* [GIVEN REQUEST] Copy each line below in which the string "County" occurs.

* [LISTING]

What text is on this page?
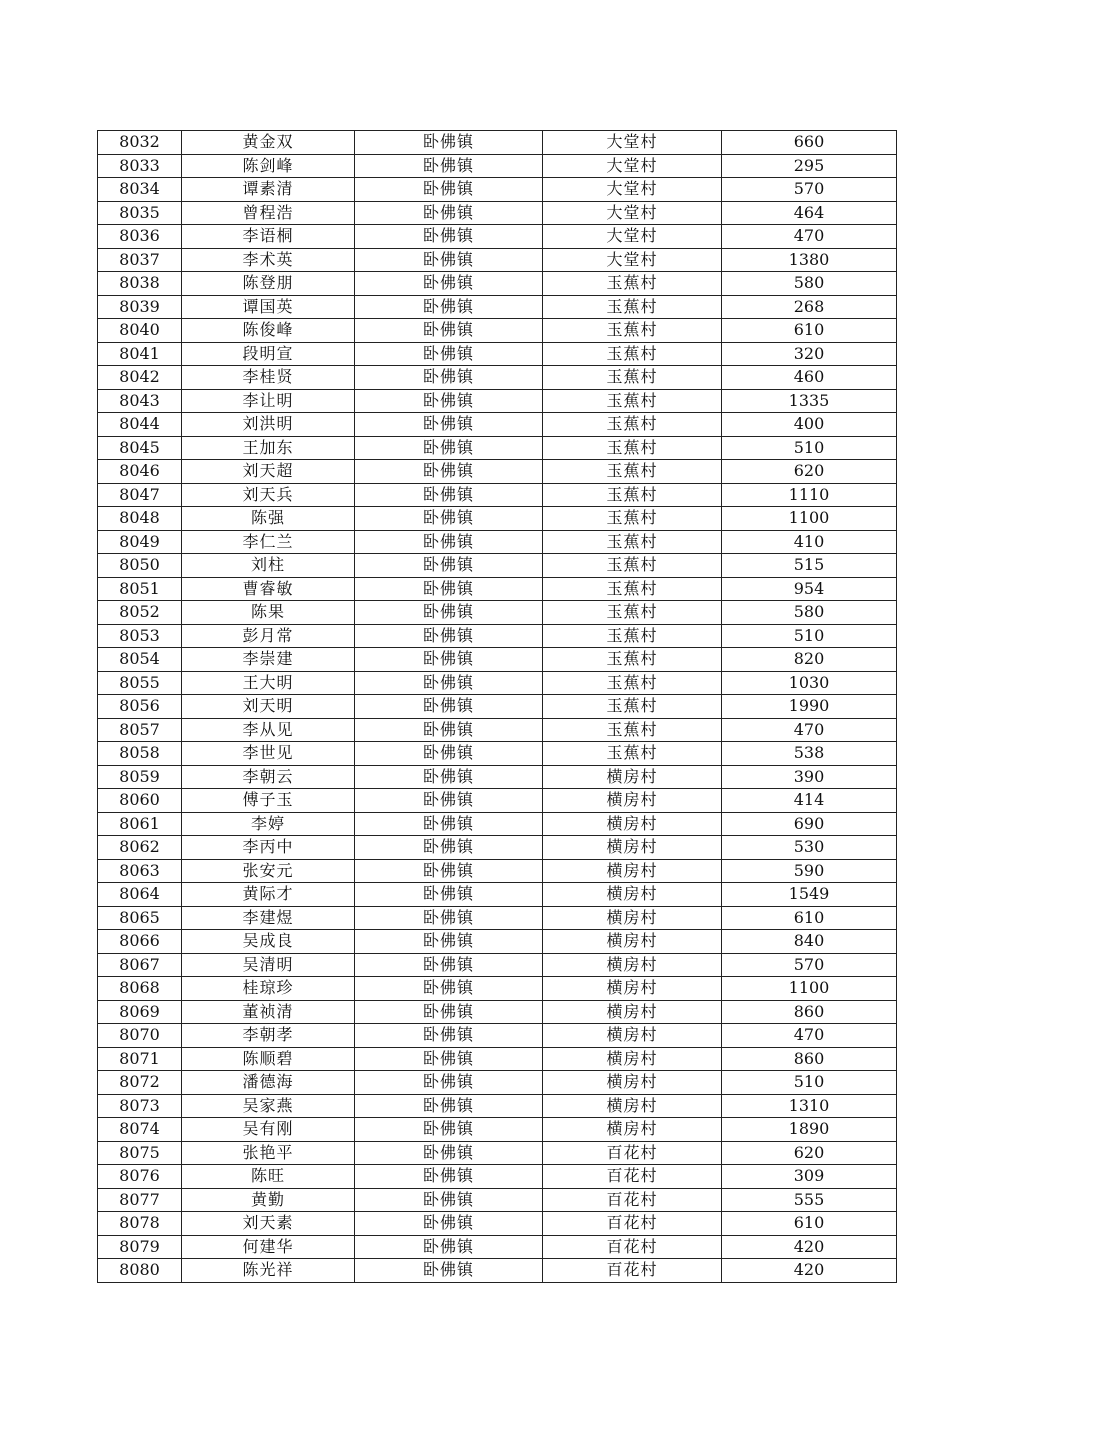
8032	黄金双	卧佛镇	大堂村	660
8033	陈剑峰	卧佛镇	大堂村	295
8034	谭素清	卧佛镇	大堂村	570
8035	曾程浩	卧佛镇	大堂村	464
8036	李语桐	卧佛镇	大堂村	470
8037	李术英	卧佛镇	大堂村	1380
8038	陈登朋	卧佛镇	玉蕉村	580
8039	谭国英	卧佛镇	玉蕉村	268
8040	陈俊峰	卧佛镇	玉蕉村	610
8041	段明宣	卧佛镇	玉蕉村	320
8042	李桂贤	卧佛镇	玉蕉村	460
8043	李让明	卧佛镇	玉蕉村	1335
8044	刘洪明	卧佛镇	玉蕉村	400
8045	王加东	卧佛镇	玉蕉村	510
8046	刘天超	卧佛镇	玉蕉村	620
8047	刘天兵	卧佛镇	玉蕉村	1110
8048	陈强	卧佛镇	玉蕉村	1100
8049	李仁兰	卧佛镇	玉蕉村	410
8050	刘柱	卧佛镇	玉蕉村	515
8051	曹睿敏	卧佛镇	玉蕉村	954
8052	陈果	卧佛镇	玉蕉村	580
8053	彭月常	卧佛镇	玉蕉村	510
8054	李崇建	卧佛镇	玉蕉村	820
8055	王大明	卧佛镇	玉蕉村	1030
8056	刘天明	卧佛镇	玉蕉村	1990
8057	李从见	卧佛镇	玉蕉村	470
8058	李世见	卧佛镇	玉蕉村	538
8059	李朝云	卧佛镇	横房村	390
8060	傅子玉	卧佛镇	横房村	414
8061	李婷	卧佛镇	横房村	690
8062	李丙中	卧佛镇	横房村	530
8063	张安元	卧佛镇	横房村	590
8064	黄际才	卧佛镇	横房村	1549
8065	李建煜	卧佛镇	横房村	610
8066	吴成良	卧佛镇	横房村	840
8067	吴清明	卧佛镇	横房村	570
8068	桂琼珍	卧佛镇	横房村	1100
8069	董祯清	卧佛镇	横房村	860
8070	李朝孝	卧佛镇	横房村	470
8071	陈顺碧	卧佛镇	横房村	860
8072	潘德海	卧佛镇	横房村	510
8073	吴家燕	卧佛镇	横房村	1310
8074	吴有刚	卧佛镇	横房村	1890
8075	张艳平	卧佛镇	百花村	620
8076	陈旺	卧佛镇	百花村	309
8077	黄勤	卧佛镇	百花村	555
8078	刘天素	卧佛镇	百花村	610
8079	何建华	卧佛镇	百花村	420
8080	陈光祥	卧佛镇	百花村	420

* * *

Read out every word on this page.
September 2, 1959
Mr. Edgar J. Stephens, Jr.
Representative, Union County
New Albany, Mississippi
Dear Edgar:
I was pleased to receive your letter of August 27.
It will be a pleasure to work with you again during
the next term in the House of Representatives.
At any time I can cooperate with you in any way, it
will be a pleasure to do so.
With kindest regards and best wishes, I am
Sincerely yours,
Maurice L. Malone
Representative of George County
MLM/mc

--

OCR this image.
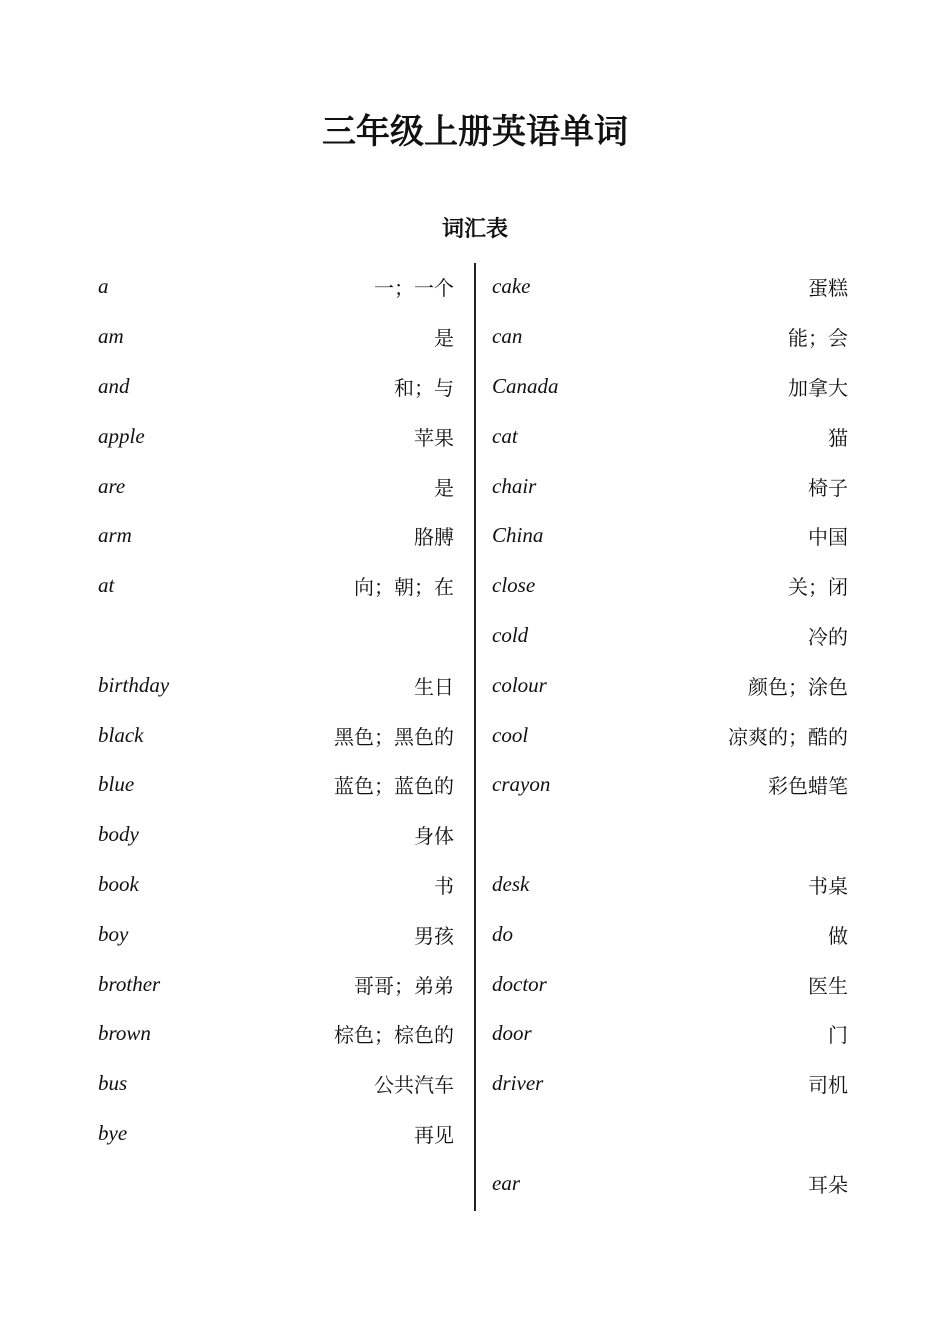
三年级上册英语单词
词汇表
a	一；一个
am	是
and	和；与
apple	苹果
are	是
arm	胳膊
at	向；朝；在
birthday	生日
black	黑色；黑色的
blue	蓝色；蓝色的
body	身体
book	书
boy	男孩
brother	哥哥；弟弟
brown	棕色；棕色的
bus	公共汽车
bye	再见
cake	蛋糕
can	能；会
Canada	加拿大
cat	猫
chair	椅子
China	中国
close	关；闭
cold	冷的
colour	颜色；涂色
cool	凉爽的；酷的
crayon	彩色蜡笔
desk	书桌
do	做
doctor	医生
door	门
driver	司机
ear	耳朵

* [RESULT OF THIS TASK]
Representative, Union County
Representative of George County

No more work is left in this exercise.